From the entries below, copy every line where the string "один" appears.
···
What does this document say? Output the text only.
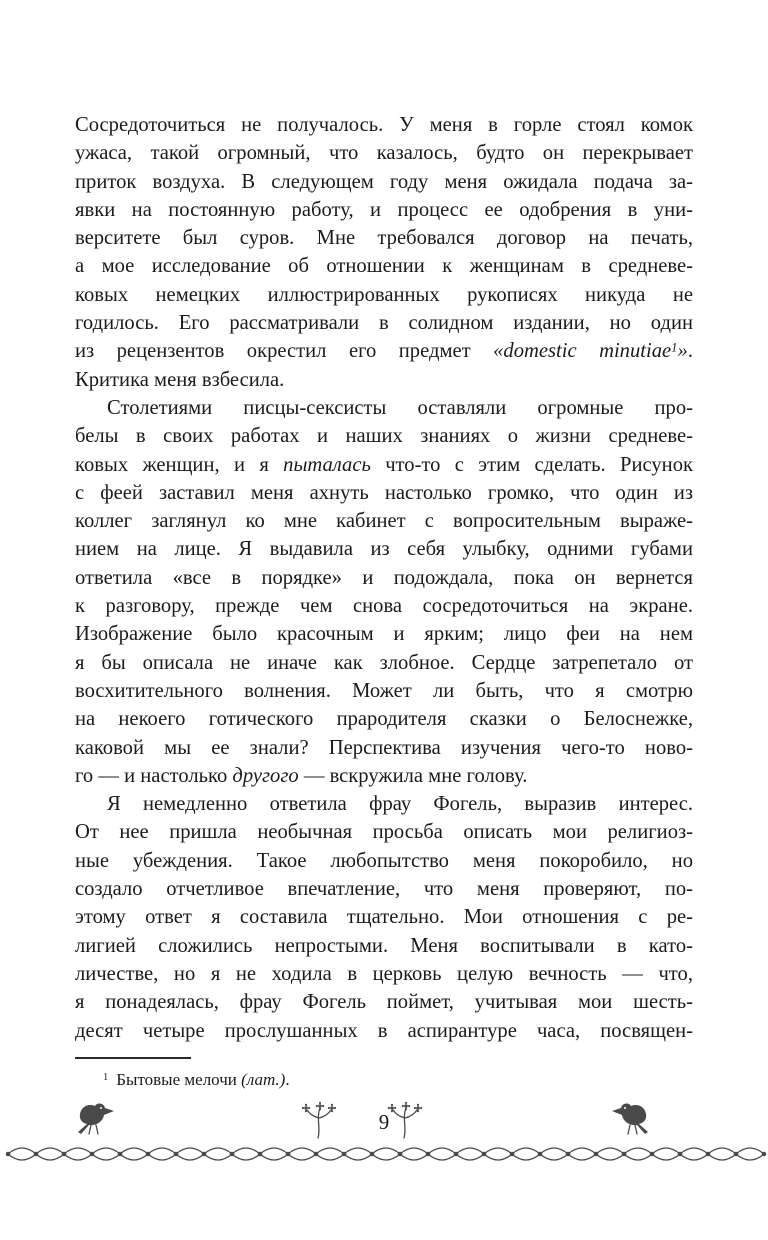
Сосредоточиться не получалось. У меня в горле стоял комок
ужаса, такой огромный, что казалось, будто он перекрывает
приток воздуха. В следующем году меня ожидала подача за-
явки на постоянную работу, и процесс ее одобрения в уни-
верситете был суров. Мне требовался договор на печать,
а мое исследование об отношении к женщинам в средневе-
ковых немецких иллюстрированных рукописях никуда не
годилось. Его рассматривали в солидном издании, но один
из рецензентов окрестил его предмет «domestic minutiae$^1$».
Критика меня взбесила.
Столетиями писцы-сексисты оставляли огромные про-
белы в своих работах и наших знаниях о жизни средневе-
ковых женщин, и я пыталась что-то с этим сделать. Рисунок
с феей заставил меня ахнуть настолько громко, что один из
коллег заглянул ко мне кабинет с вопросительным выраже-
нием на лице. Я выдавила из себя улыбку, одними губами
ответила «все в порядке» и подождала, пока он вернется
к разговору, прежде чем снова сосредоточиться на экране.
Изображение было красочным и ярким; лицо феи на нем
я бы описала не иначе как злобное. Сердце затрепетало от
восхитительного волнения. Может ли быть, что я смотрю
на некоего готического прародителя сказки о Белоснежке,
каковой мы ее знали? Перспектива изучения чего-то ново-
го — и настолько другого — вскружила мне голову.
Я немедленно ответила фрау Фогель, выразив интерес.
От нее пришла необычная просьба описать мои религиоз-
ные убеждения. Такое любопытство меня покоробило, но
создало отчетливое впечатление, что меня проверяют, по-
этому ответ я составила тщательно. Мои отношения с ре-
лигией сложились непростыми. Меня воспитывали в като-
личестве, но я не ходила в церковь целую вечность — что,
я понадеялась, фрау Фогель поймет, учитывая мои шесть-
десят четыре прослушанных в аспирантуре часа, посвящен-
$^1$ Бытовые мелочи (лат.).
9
···
Answer to the problem
годилось. Его рассматривали в солидном издании, но один
с феей заставил меня ахнуть настолько громко, что один из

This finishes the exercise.